Given instruction » Extract every line that contains the word "another".

Dataset records »

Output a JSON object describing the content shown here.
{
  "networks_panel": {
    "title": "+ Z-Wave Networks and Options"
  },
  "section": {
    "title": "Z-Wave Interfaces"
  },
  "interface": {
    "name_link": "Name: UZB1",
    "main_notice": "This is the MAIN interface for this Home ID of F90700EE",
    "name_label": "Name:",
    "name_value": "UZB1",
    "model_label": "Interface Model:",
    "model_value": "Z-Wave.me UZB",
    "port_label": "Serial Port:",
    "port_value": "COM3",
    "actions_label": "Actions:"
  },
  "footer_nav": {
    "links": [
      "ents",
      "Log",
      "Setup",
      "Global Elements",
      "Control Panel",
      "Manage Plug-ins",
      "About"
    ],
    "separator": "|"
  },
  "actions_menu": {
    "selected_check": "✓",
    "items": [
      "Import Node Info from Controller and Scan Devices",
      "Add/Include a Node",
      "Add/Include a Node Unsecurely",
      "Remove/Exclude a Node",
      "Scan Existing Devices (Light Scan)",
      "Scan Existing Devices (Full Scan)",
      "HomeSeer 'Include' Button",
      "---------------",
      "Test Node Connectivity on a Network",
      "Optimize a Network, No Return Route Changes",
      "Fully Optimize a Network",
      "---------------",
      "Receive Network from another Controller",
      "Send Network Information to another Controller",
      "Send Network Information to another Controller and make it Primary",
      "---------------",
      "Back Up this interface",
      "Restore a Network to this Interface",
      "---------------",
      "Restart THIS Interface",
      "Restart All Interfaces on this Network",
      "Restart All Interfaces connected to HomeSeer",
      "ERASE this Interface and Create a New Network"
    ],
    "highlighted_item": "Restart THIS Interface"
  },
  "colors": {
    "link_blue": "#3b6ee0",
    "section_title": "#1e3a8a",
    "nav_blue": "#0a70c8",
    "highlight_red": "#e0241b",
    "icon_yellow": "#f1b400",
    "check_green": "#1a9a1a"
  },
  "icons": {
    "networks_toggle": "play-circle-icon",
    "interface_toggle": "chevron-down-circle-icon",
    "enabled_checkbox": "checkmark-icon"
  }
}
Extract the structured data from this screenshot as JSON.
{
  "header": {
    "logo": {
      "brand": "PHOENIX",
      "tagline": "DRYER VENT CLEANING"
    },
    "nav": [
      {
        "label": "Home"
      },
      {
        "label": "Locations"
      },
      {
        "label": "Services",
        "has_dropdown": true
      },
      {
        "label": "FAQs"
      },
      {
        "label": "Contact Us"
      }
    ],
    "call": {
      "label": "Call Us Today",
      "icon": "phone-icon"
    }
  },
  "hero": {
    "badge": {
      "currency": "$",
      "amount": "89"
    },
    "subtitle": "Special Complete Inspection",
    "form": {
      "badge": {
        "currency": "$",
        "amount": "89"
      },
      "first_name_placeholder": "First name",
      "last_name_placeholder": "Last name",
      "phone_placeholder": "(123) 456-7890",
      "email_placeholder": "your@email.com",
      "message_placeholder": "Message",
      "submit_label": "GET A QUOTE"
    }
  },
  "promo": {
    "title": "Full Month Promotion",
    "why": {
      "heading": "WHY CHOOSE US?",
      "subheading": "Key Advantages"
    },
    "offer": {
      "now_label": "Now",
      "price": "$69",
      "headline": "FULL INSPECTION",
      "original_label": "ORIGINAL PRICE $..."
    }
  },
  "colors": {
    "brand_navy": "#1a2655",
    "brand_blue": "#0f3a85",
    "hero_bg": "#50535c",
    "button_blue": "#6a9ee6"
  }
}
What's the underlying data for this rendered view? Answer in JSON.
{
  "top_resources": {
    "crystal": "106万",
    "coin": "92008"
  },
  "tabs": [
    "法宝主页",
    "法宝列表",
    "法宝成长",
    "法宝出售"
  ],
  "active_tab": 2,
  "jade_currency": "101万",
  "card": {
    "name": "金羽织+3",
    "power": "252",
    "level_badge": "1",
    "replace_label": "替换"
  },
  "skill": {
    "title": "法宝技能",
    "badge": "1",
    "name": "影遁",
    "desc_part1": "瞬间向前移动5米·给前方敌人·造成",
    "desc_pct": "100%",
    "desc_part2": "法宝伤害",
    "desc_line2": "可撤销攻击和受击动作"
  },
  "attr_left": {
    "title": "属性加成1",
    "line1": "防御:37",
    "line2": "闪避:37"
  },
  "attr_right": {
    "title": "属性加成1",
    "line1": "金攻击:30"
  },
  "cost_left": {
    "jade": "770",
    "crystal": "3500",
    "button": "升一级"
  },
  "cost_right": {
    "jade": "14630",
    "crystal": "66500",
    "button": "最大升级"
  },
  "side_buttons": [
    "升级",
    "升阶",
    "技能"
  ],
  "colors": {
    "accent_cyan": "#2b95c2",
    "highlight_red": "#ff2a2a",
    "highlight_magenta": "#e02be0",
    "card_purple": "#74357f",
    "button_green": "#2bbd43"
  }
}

Result for this task »
      "Receive Network from another Controller",
      "Send Network Information to another Controller",
      "Send Network Information to another Controller and make it Primary",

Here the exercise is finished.